Return each line containing the string "title".

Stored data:
◇ ◇ ◇ ◇ ◇

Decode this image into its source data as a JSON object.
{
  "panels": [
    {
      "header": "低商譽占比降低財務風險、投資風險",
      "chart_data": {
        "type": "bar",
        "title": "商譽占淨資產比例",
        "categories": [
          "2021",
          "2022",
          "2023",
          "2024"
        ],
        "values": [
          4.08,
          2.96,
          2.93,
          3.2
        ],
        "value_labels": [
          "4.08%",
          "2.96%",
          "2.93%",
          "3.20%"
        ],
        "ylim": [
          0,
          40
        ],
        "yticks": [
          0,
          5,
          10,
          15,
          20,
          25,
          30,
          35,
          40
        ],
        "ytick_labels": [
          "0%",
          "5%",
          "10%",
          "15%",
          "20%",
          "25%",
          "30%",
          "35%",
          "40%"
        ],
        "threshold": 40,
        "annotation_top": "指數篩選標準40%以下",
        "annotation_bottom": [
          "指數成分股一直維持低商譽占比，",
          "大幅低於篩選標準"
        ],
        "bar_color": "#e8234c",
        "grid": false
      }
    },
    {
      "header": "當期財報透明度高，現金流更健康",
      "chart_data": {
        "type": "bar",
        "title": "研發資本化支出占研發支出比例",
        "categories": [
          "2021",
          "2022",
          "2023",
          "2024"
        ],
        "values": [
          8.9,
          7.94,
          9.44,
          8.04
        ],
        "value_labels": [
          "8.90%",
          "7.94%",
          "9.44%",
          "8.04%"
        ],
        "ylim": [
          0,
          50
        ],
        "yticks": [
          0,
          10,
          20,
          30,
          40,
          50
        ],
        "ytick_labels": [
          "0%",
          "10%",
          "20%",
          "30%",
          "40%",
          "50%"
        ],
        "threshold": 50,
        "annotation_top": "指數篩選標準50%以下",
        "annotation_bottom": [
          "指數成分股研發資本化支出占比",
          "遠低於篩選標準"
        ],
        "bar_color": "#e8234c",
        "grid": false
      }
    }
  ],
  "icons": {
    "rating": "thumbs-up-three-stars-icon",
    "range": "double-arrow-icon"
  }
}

◇ ◇ ◇ ◇ ◇

- Result below -
        "title": "商譽占淨資產比例",
        "title": "研發資本化支出占研發支出比例",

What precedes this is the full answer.